<<<<

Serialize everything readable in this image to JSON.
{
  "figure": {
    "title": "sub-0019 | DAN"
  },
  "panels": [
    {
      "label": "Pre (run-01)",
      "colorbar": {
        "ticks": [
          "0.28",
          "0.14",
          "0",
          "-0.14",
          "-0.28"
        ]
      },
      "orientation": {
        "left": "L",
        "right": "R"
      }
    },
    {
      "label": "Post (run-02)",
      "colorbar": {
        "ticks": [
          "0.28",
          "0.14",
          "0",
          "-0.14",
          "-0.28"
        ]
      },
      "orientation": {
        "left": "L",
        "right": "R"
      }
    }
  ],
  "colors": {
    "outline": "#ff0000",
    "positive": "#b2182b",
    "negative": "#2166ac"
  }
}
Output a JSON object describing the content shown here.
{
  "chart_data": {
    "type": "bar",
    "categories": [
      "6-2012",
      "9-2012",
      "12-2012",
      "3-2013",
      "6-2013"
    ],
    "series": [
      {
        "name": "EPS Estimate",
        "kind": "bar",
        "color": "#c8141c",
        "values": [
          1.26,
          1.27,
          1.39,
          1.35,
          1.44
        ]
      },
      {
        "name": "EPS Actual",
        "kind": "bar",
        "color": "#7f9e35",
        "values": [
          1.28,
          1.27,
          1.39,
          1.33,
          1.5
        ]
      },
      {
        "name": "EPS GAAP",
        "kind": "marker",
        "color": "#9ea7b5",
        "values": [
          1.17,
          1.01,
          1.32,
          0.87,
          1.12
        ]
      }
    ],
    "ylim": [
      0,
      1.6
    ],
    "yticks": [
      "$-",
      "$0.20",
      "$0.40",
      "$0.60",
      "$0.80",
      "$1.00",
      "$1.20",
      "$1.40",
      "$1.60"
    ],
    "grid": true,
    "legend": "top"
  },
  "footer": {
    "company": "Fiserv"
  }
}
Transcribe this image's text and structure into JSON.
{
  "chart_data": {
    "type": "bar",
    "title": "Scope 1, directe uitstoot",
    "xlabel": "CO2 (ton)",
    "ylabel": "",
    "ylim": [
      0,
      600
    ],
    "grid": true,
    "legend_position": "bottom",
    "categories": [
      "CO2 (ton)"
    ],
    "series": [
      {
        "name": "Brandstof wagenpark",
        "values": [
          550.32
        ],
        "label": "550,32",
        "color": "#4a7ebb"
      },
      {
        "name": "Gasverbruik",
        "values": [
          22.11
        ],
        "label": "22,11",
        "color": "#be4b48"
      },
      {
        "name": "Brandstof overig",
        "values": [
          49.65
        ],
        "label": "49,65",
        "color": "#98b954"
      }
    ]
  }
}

>>>>

* [What the task asks]: Copy all the lines, exactly.

* [Solution to this task]:
Serialize everything readable in this image to JSON.
{
  "figure": {
    "title": "sub-0019 | DAN"
  },
  "panels": [
    {
      "label": "Pre (run-01)",
      "colorbar": {
        "ticks": [
          "0.28",
          "0.14",
          "0",
          "-0.14",
          "-0.28"
        ]
      },
      "orientation": {
        "left": "L",
        "right": "R"
      }
    },
    {
      "label": "Post (run-02)",
      "colorbar": {
        "ticks": [
          "0.28",
          "0.14",
          "0",
          "-0.14",
          "-0.28"
        ]
      },
      "orientation": {
        "left": "L",
        "right": "R"
      }
    }
  ],
  "colors": {
    "outline": "#ff0000",
    "positive": "#b2182b",
    "negative": "#2166ac"
  }
}
Output a JSON object describing the content shown here.
{
  "chart_data": {
    "type": "bar",
    "categories": [
      "6-2012",
      "9-2012",
      "12-2012",
      "3-2013",
      "6-2013"
    ],
    "series": [
      {
        "name": "EPS Estimate",
        "kind": "bar",
        "color": "#c8141c",
        "values": [
          1.26,
          1.27,
          1.39,
          1.35,
          1.44
        ]
      },
      {
        "name": "EPS Actual",
        "kind": "bar",
        "color": "#7f9e35",
        "values": [
          1.28,
          1.27,
          1.39,
          1.33,
          1.5
        ]
      },
      {
        "name": "EPS GAAP",
        "kind": "marker",
        "color": "#9ea7b5",
        "values": [
          1.17,
          1.01,
          1.32,
          0.87,
          1.12
        ]
      }
    ],
    "ylim": [
      0,
      1.6
    ],
    "yticks": [
      "$-",
      "$0.20",
      "$0.40",
      "$0.60",
      "$0.80",
      "$1.00",
      "$1.20",
      "$1.40",
      "$1.60"
    ],
    "grid": true,
    "legend": "top"
  },
  "footer": {
    "company": "Fiserv"
  }
}
Transcribe this image's text and structure into JSON.
{
  "chart_data": {
    "type": "bar",
    "title": "Scope 1, directe uitstoot",
    "xlabel": "CO2 (ton)",
    "ylabel": "",
    "ylim": [
      0,
      600
    ],
    "grid": true,
    "legend_position": "bottom",
    "categories": [
      "CO2 (ton)"
    ],
    "series": [
      {
        "name": "Brandstof wagenpark",
        "values": [
          550.32
        ],
        "label": "550,32",
        "color": "#4a7ebb"
      },
      {
        "name": "Gasverbruik",
        "values": [
          22.11
        ],
        "label": "22,11",
        "color": "#be4b48"
      },
      {
        "name": "Brandstof overig",
        "values": [
          49.65
        ],
        "label": "49,65",
        "color": "#98b954"
      }
    ]
  }
}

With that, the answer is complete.